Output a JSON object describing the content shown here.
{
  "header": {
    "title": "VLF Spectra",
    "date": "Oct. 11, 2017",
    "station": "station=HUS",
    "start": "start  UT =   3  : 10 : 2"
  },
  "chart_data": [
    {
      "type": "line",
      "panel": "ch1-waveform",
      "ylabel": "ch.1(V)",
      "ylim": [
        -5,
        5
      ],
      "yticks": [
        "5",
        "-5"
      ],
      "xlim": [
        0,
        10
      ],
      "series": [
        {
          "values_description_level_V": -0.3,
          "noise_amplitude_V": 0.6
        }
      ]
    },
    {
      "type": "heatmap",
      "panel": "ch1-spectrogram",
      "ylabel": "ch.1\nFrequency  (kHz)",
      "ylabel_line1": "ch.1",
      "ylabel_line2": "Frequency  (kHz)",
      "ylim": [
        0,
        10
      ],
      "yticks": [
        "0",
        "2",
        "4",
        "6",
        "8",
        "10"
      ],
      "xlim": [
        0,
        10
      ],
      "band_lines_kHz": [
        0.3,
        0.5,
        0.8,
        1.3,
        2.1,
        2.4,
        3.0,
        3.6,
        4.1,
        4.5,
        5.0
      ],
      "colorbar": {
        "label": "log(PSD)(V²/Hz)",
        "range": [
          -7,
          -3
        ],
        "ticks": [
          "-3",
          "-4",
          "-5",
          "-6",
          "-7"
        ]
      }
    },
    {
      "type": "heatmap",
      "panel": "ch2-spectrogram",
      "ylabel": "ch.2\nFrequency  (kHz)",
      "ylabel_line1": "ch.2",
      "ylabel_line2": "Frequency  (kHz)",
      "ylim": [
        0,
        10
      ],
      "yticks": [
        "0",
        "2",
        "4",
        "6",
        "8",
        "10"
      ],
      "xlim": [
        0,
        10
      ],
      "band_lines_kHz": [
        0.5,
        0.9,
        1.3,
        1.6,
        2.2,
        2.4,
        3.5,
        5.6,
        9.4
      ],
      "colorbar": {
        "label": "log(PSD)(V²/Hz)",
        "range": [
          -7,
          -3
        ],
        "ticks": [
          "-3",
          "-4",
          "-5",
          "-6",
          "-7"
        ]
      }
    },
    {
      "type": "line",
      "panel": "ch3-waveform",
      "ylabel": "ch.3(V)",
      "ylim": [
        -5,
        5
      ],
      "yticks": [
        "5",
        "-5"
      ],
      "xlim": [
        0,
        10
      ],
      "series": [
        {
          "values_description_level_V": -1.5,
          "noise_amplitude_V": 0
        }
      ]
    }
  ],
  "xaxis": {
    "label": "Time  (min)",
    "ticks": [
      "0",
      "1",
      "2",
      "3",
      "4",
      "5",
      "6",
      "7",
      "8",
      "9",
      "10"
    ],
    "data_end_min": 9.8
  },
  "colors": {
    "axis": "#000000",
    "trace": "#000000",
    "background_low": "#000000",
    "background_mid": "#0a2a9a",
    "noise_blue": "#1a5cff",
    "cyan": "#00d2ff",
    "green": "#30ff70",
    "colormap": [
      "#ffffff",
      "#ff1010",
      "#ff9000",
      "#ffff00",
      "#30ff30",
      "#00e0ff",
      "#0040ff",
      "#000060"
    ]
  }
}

=-=-=

EXERCISE DIRECTIONS:
Copy out each line exactly.

OUTPUT BELOW:
Output a JSON object describing the content shown here.
{
  "header": {
    "title": "VLF Spectra",
    "date": "Oct. 11, 2017",
    "station": "station=HUS",
    "start": "start  UT =   3  : 10 : 2"
  },
  "chart_data": [
    {
      "type": "line",
      "panel": "ch1-waveform",
      "ylabel": "ch.1(V)",
      "ylim": [
        -5,
        5
      ],
      "yticks": [
        "5",
        "-5"
      ],
      "xlim": [
        0,
        10
      ],
      "series": [
        {
          "values_description_level_V": -0.3,
          "noise_amplitude_V": 0.6
        }
      ]
    },
    {
      "type": "heatmap",
      "panel": "ch1-spectrogram",
      "ylabel": "ch.1\nFrequency  (kHz)",
      "ylabel_line1": "ch.1",
      "ylabel_line2": "Frequency  (kHz)",
      "ylim": [
        0,
        10
      ],
      "yticks": [
        "0",
        "2",
        "4",
        "6",
        "8",
        "10"
      ],
      "xlim": [
        0,
        10
      ],
      "band_lines_kHz": [
        0.3,
        0.5,
        0.8,
        1.3,
        2.1,
        2.4,
        3.0,
        3.6,
        4.1,
        4.5,
        5.0
      ],
      "colorbar": {
        "label": "log(PSD)(V²/Hz)",
        "range": [
          -7,
          -3
        ],
        "ticks": [
          "-3",
          "-4",
          "-5",
          "-6",
          "-7"
        ]
      }
    },
    {
      "type": "heatmap",
      "panel": "ch2-spectrogram",
      "ylabel": "ch.2\nFrequency  (kHz)",
      "ylabel_line1": "ch.2",
      "ylabel_line2": "Frequency  (kHz)",
      "ylim": [
        0,
        10
      ],
      "yticks": [
        "0",
        "2",
        "4",
        "6",
        "8",
        "10"
      ],
      "xlim": [
        0,
        10
      ],
      "band_lines_kHz": [
        0.5,
        0.9,
        1.3,
        1.6,
        2.2,
        2.4,
        3.5,
        5.6,
        9.4
      ],
      "colorbar": {
        "label": "log(PSD)(V²/Hz)",
        "range": [
          -7,
          -3
        ],
        "ticks": [
          "-3",
          "-4",
          "-5",
          "-6",
          "-7"
        ]
      }
    },
    {
      "type": "line",
      "panel": "ch3-waveform",
      "ylabel": "ch.3(V)",
      "ylim": [
        -5,
        5
      ],
      "yticks": [
        "5",
        "-5"
      ],
      "xlim": [
        0,
        10
      ],
      "series": [
        {
          "values_description_level_V": -1.5,
          "noise_amplitude_V": 0
        }
      ]
    }
  ],
  "xaxis": {
    "label": "Time  (min)",
    "ticks": [
      "0",
      "1",
      "2",
      "3",
      "4",
      "5",
      "6",
      "7",
      "8",
      "9",
      "10"
    ],
    "data_end_min": 9.8
  },
  "colors": {
    "axis": "#000000",
    "trace": "#000000",
    "background_low": "#000000",
    "background_mid": "#0a2a9a",
    "noise_blue": "#1a5cff",
    "cyan": "#00d2ff",
    "green": "#30ff70",
    "colormap": [
      "#ffffff",
      "#ff1010",
      "#ff9000",
      "#ffff00",
      "#30ff30",
      "#00e0ff",
      "#0040ff",
      "#000060"
    ]
  }
}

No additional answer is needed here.